- _Description of the task_: Tally the lines below that contain "pero". The number is the whole answer.

# START OF Supplied material

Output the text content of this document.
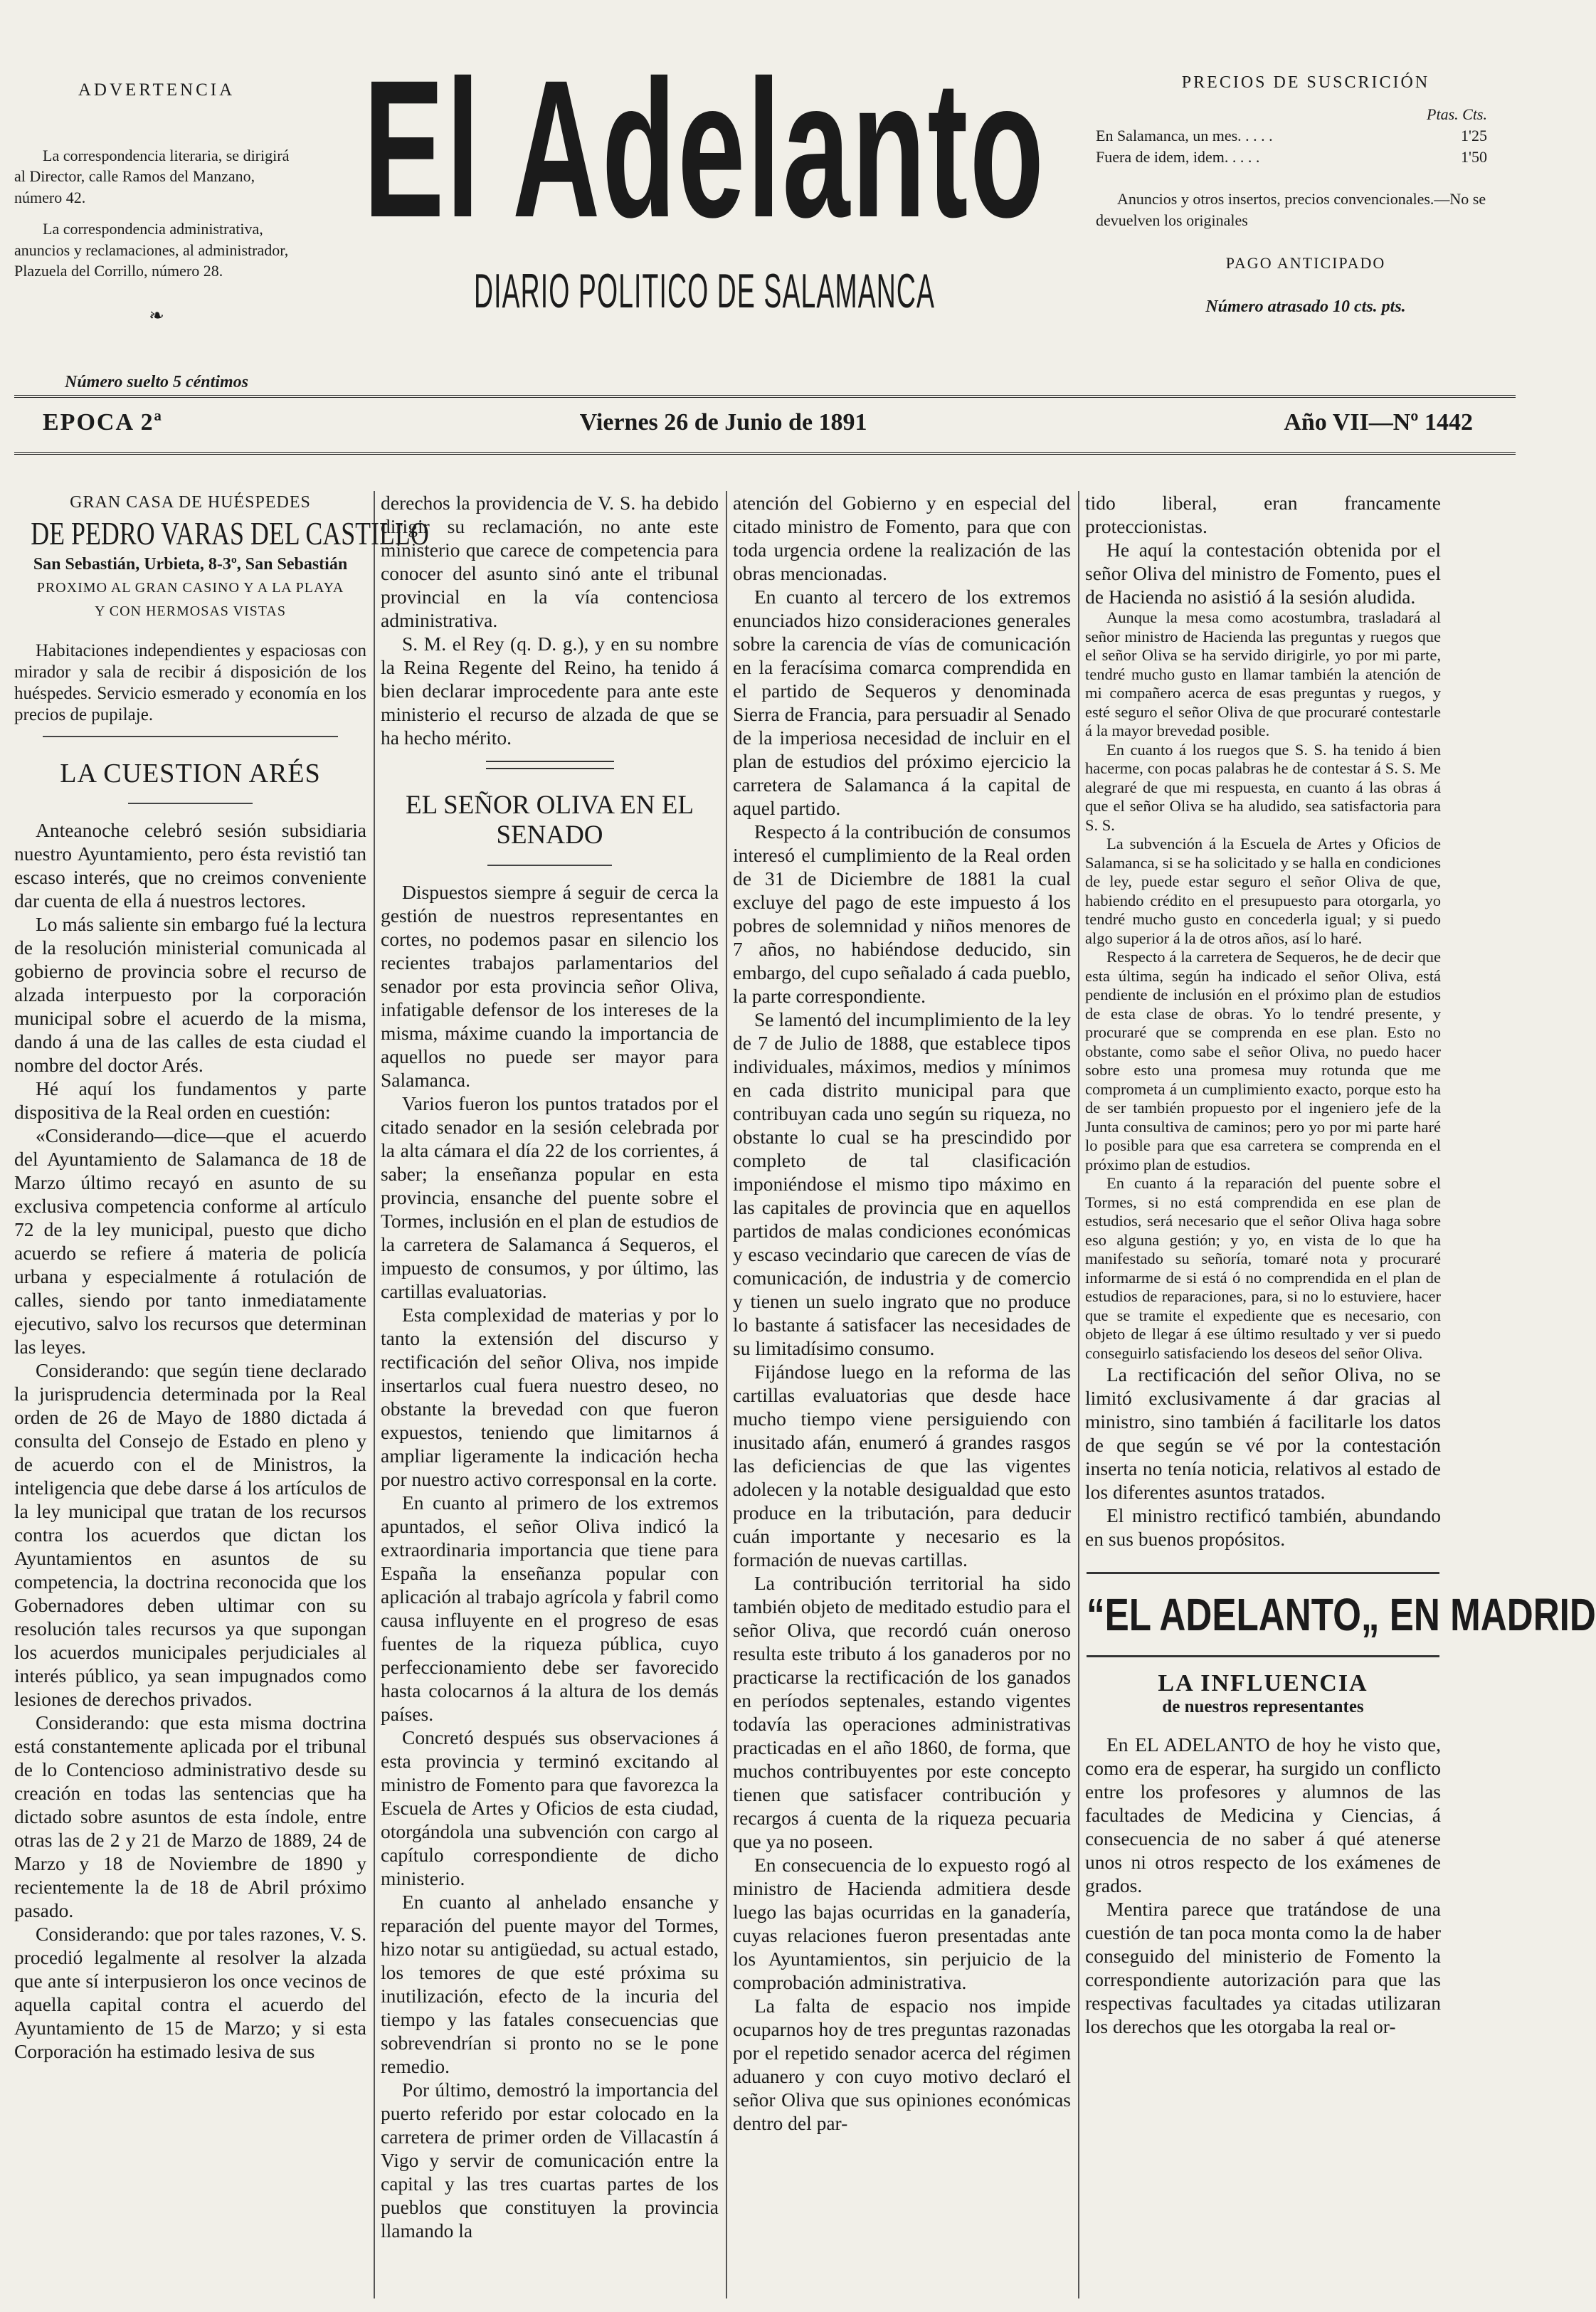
ADVERTENCIA

La correspondencia literaria, se dirigirá al Director, calle Ramos del Manzano, número 42.

La correspondencia administrativa, anuncios y reclamaciones, al administrador, Plazuela del Corrillo, número 28.

❧
Número suelto 5 céntimos
El Adelanto
DIARIO POLITICO DE SALAMANCA
PRECIOS DE SUSCRICIÓN
Ptas. Cts.
En Salamanca, un mes. . . . .	1'25
Fuera de idem, idem. . . . .	1'50

Anuncios y otros insertos, precios convencionales.—No se devuelven los originales

PAGO ANTICIPADO
Número atrasado 10 cts. pts.
EPOCA 2ª	Viernes 26 de Junio de 1891	Año VII—Nº 1442
GRAN CASA DE HUÉSPEDES
DE PEDRO VARAS DEL CASTILLO
San Sebastián, Urbieta, 8-3º, San Sebastián
PROXIMO AL GRAN CASINO Y A LA PLAYA
Y CON HERMOSAS VISTAS

Habitaciones independientes y espaciosas con mirador y sala de recibir á disposición de los huéspedes. Servicio esmerado y economía en los precios de pupilaje.

LA CUESTION ARÉS

Anteanoche celebró sesión subsidiaria nuestro Ayuntamiento, pero ésta revistió tan escaso interés, que no creimos conveniente dar cuenta de ella á nuestros lectores.

Lo más saliente sin embargo fué la lectura de la resolución ministerial comunicada al gobierno de provincia sobre el recurso de alzada interpuesto por la corporación municipal sobre el acuerdo de la misma, dando á una de las calles de esta ciudad el nombre del doctor Arés.

Hé aquí los fundamentos y parte dispositiva de la Real orden en cuestión:

«Considerando—dice—que el acuerdo del Ayuntamiento de Salamanca de 18 de Marzo último recayó en asunto de su exclusiva competencia conforme al artículo 72 de la ley municipal, puesto que dicho acuerdo se refiere á materia de policía urbana y especialmente á rotulación de calles, siendo por tanto inmediatamente ejecutivo, salvo los recursos que determinan las leyes.

Considerando: que según tiene declarado la jurisprudencia determinada por la Real orden de 26 de Mayo de 1880 dictada á consulta del Consejo de Estado en pleno y de acuerdo con el de Ministros, la inteligencia que debe darse á los artículos de la ley municipal que tratan de los recursos contra los acuerdos que dictan los Ayuntamientos en asuntos de su competencia, la doctrina reconocida que los Gobernadores deben ultimar con su resolución tales recursos ya que supongan los acuerdos municipales perjudiciales al interés público, ya sean impugnados como lesiones de derechos privados.

Considerando: que esta misma doctrina está constantemente aplicada por el tribunal de lo Contencioso administrativo desde su creación en todas las sentencias que ha dictado sobre asuntos de esta índole, entre otras las de 2 y 21 de Marzo de 1889, 24 de Marzo y 18 de Noviembre de 1890 y recientemente la de 18 de Abril próximo pasado.

Considerando: que por tales razones, V. S. procedió legalmente al resolver la alzada que ante sí interpusieron los once vecinos de aquella capital contra el acuerdo del Ayuntamiento de 15 de Marzo; y si esta Corporación ha estimado lesiva de sus

derechos la providencia de V. S. ha debido dirigir su reclamación, no ante este ministerio que carece de competencia para conocer del asunto sinó ante el tribunal provincial en la vía contenciosa administrativa.

S. M. el Rey (q. D. g.), y en su nombre la Reina Regente del Reino, ha tenido á bien declarar improcedente para ante este ministerio el recurso de alzada de que se ha hecho mérito.

EL SEÑOR OLIVA EN EL SENADO

Dispuestos siempre á seguir de cerca la gestión de nuestros representantes en cortes, no podemos pasar en silencio los recientes trabajos parlamentarios del senador por esta provincia señor Oliva, infatigable defensor de los intereses de la misma, máxime cuando la importancia de aquellos no puede ser mayor para Salamanca.

Varios fueron los puntos tratados por el citado senador en la sesión celebrada por la alta cámara el día 22 de los corrientes, á saber; la enseñanza popular en esta provincia, ensanche del puente sobre el Tormes, inclusión en el plan de estudios de la carretera de Salamanca á Sequeros, el impuesto de consumos, y por último, las cartillas evaluatorias.

Esta complexidad de materias y por lo tanto la extensión del discurso y rectificación del señor Oliva, nos impide insertarlos cual fuera nuestro deseo, no obstante la brevedad con que fueron expuestos, teniendo que limitarnos á ampliar ligeramente la indicación hecha por nuestro activo corresponsal en la corte.

En cuanto al primero de los extremos apuntados, el señor Oliva indicó la extraordinaria importancia que tiene para España la enseñanza popular con aplicación al trabajo agrícola y fabril como causa influyente en el progreso de esas fuentes de la riqueza pública, cuyo perfeccionamiento debe ser favorecido hasta colocarnos á la altura de los demás países.

Concretó después sus observaciones á esta provincia y terminó excitando al ministro de Fomento para que favorezca la Escuela de Artes y Oficios de esta ciudad, otorgándola una subvención con cargo al capítulo correspondiente de dicho ministerio.

En cuanto al anhelado ensanche y reparación del puente mayor del Tormes, hizo notar su antigüedad, su actual estado, los temores de que esté próxima su inutilización, efecto de la incuria del tiempo y las fatales consecuencias que sobrevendrían si pronto no se le pone remedio.

Por último, demostró la importancia del puerto referido por estar colocado en la carretera de primer orden de Villacastín á Vigo y servir de comunicación entre la capital y las tres cuartas partes de los pueblos que constituyen la provincia llamando la

atención del Gobierno y en especial del citado ministro de Fomento, para que con toda urgencia ordene la realización de las obras mencionadas.

En cuanto al tercero de los extremos enunciados hizo consideraciones generales sobre la carencia de vías de comunicación en la feracísima comarca comprendida en el partido de Sequeros y denominada Sierra de Francia, para persuadir al Senado de la imperiosa necesidad de incluir en el plan de estudios del próximo ejercicio la carretera de Salamanca á la capital de aquel partido.

Respecto á la contribución de consumos interesó el cumplimiento de la Real orden de 31 de Diciembre de 1881 la cual excluye del pago de este impuesto á los pobres de solemnidad y niños menores de 7 años, no habiéndose deducido, sin embargo, del cupo señalado á cada pueblo, la parte correspondiente.

Se lamentó del incumplimiento de la ley de 7 de Julio de 1888, que establece tipos individuales, máximos, medios y mínimos en cada distrito municipal para que contribuyan cada uno según su riqueza, no obstante lo cual se ha prescindido por completo de tal clasificación imponiéndose el mismo tipo máximo en las capitales de provincia que en aquellos partidos de malas condiciones económicas y escaso vecindario que carecen de vías de comunicación, de industria y de comercio y tienen un suelo ingrato que no produce lo bastante á satisfacer las necesidades de su limitadísimo consumo.

Fijándose luego en la reforma de las cartillas evaluatorias que desde hace mucho tiempo viene persiguiendo con inusitado afán, enumeró á grandes rasgos las deficiencias de que las vigentes adolecen y la notable desigualdad que esto produce en la tributación, para deducir cuán importante y necesario es la formación de nuevas cartillas.

La contribución territorial ha sido también objeto de meditado estudio para el señor Oliva, que recordó cuán oneroso resulta este tributo á los ganaderos por no practicarse la rectificación de los ganados en períodos septenales, estando vigentes todavía las operaciones administrativas practicadas en el año 1860, de forma, que muchos contribuyentes por este concepto tienen que satisfacer contribución y recargos á cuenta de la riqueza pecuaria que ya no poseen.

En consecuencia de lo expuesto rogó al ministro de Hacienda admitiera desde luego las bajas ocurridas en la ganadería, cuyas relaciones fueron presentadas ante los Ayuntamientos, sin perjuicio de la comprobación administrativa.

La falta de espacio nos impide ocuparnos hoy de tres preguntas razonadas por el repetido senador acerca del régimen aduanero y con cuyo motivo declaró el señor Oliva que sus opiniones económicas dentro del par-

tido liberal, eran francamente proteccionistas.

He aquí la contestación obtenida por el señor Oliva del ministro de Fomento, pues el de Hacienda no asistió á la sesión aludida.

Aunque la mesa como acostumbra, trasladará al señor ministro de Hacienda las preguntas y ruegos que el señor Oliva se ha servido dirigirle, yo por mi parte, tendré mucho gusto en llamar también la atención de mi compañero acerca de esas preguntas y ruegos, y esté seguro el señor Oliva de que procuraré contestarle á la mayor brevedad posible.

En cuanto á los ruegos que S. S. ha tenido á bien hacerme, con pocas palabras he de contestar á S. S. Me alegraré de que mi respuesta, en cuanto á las obras á que el señor Oliva se ha aludido, sea satisfactoria para S. S.

La subvención á la Escuela de Artes y Oficios de Salamanca, si se ha solicitado y se halla en condiciones de ley, puede estar seguro el señor Oliva de que, habiendo crédito en el presupuesto para otorgarla, yo tendré mucho gusto en concederla igual; y si puedo algo superior á la de otros años, así lo haré.

Respecto á la carretera de Sequeros, he de decir que esta última, según ha indicado el señor Oliva, está pendiente de inclusión en el próximo plan de estudios de esta clase de obras. Yo lo tendré presente, y procuraré que se comprenda en ese plan. Esto no obstante, como sabe el señor Oliva, no puedo hacer sobre esto una promesa muy rotunda que me comprometa á un cumplimiento exacto, porque esto ha de ser también propuesto por el ingeniero jefe de la Junta consultiva de caminos; pero yo por mi parte haré lo posible para que esa carretera se comprenda en el próximo plan de estudios.

En cuanto á la reparación del puente sobre el Tormes, si no está comprendida en ese plan de estudios, será necesario que el señor Oliva haga sobre eso alguna gestión; y yo, en vista de lo que ha manifestado su señoría, tomaré nota y procuraré informarme de si está ó no comprendida en el plan de estudios de reparaciones, para, si no lo estuviere, hacer que se tramite el expediente que es necesario, con objeto de llegar á ese último resultado y ver si puedo conseguirlo satisfaciendo los deseos del señor Oliva.

La rectificación del señor Oliva, no se limitó exclusivamente á dar gracias al ministro, sino también á facilitarle los datos de que según se vé por la contestación inserta no tenía noticia, relativos al estado de los diferentes asuntos tratados.

El ministro rectificó también, abundando en sus buenos propósitos.

“EL ADELANTO„ EN MADRID
LA INFLUENCIA
de nuestros representantes

En EL ADELANTO de hoy he visto que, como era de esperar, ha surgido un conflicto entre los profesores y alumnos de las facultades de Medicina y Ciencias, á consecuencia de no saber á qué atenerse unos ni otros respecto de los exámenes de grados.

Mentira parece que tratándose de una cuestión de tan poca monta como la de haber conseguido del ministerio de Fomento la correspondiente autorización para que las respectivas facultades ya citadas utilizaran los derechos que les otorgaba la real or-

# END OF Supplied material

- _Right answer_: 2